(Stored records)
--- BEGIN ---

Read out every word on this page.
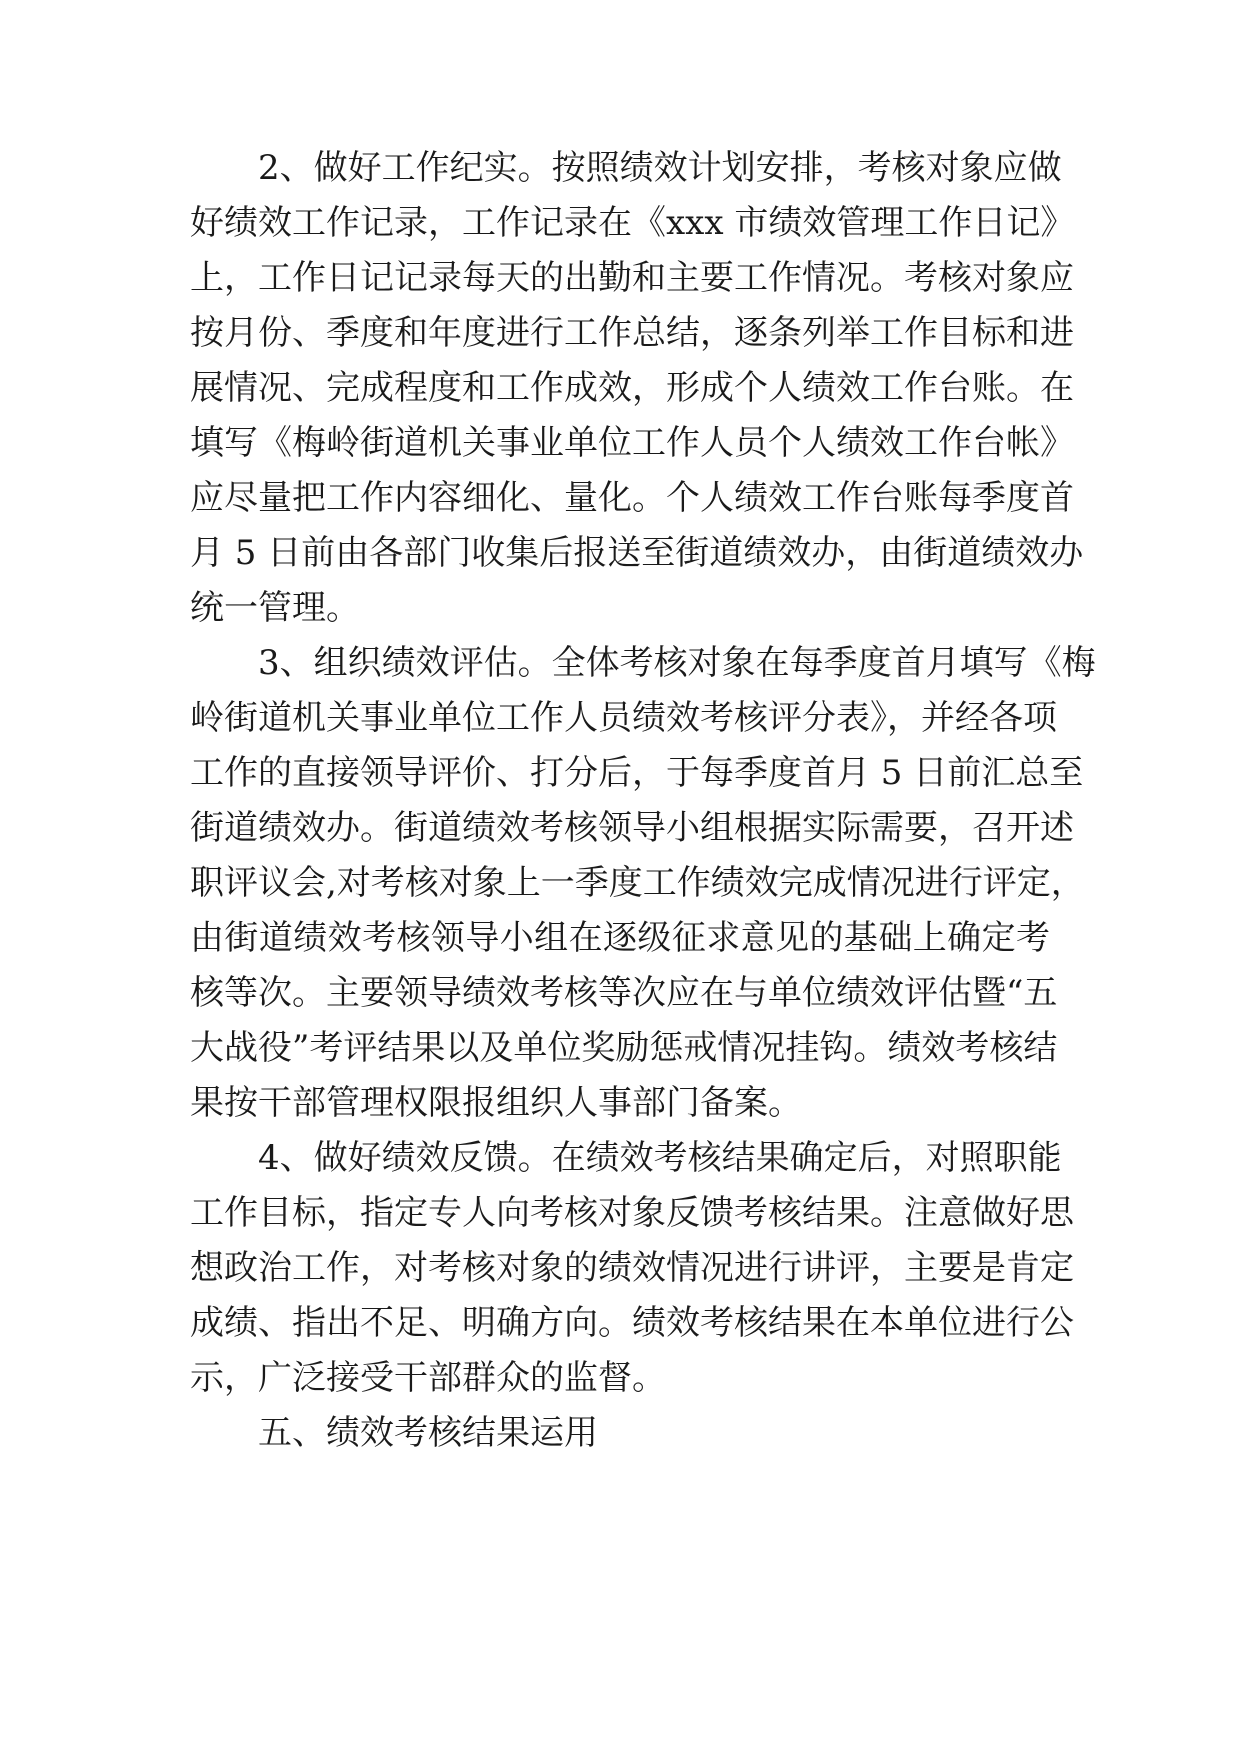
2、做好工作纪实。按照绩效计划安排，考核对象应做
好绩效工作记录，工作记录在《xxx 市绩效管理工作日记》
上，工作日记记录每天的出勤和主要工作情况。考核对象应
按月份、季度和年度进行工作总结，逐条列举工作目标和进
展情况、完成程度和工作成效，形成个人绩效工作台账。在
填写《梅岭街道机关事业单位工作人员个人绩效工作台帐》
应尽量把工作内容细化、量化。个人绩效工作台账每季度首
月 5 日前由各部门收集后报送至街道绩效办，由街道绩效办
统一管理。
3、组织绩效评估。全体考核对象在每季度首月填写《梅
岭街道机关事业单位工作人员绩效考核评分表》，并经各项
工作的直接领导评价、打分后，于每季度首月 5 日前汇总至
街道绩效办。街道绩效考核领导小组根据实际需要，召开述
职评议会,对考核对象上一季度工作绩效完成情况进行评定，
由街道绩效考核领导小组在逐级征求意见的基础上确定考
核等次。主要领导绩效考核等次应在与单位绩效评估暨“五
大战役”考评结果以及单位奖励惩戒情况挂钩。绩效考核结
果按干部管理权限报组织人事部门备案。
4、做好绩效反馈。在绩效考核结果确定后，对照职能
工作目标，指定专人向考核对象反馈考核结果。注意做好思
想政治工作，对考核对象的绩效情况进行讲评，主要是肯定
成绩、指出不足、明确方向。绩效考核结果在本单位进行公
示，广泛接受干部群众的监督。
五、绩效考核结果运用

--- END ---

TASK STATEMENT: Each entry should be repeated exactly as it appears; the pictures stay out.

PROBLEM SOLUTION:
Read out every word on this page.
2、做好工作纪实。按照绩效计划安排，考核对象应做
好绩效工作记录，工作记录在《xxx 市绩效管理工作日记》
上，工作日记记录每天的出勤和主要工作情况。考核对象应
按月份、季度和年度进行工作总结，逐条列举工作目标和进
展情况、完成程度和工作成效，形成个人绩效工作台账。在
填写《梅岭街道机关事业单位工作人员个人绩效工作台帐》
应尽量把工作内容细化、量化。个人绩效工作台账每季度首
月 5 日前由各部门收集后报送至街道绩效办，由街道绩效办
统一管理。
3、组织绩效评估。全体考核对象在每季度首月填写《梅
岭街道机关事业单位工作人员绩效考核评分表》，并经各项
工作的直接领导评价、打分后，于每季度首月 5 日前汇总至
街道绩效办。街道绩效考核领导小组根据实际需要，召开述
职评议会,对考核对象上一季度工作绩效完成情况进行评定，
由街道绩效考核领导小组在逐级征求意见的基础上确定考
核等次。主要领导绩效考核等次应在与单位绩效评估暨“五
大战役”考评结果以及单位奖励惩戒情况挂钩。绩效考核结
果按干部管理权限报组织人事部门备案。
4、做好绩效反馈。在绩效考核结果确定后，对照职能
工作目标，指定专人向考核对象反馈考核结果。注意做好思
想政治工作，对考核对象的绩效情况进行讲评，主要是肯定
成绩、指出不足、明确方向。绩效考核结果在本单位进行公
示，广泛接受干部群众的监督。
五、绩效考核结果运用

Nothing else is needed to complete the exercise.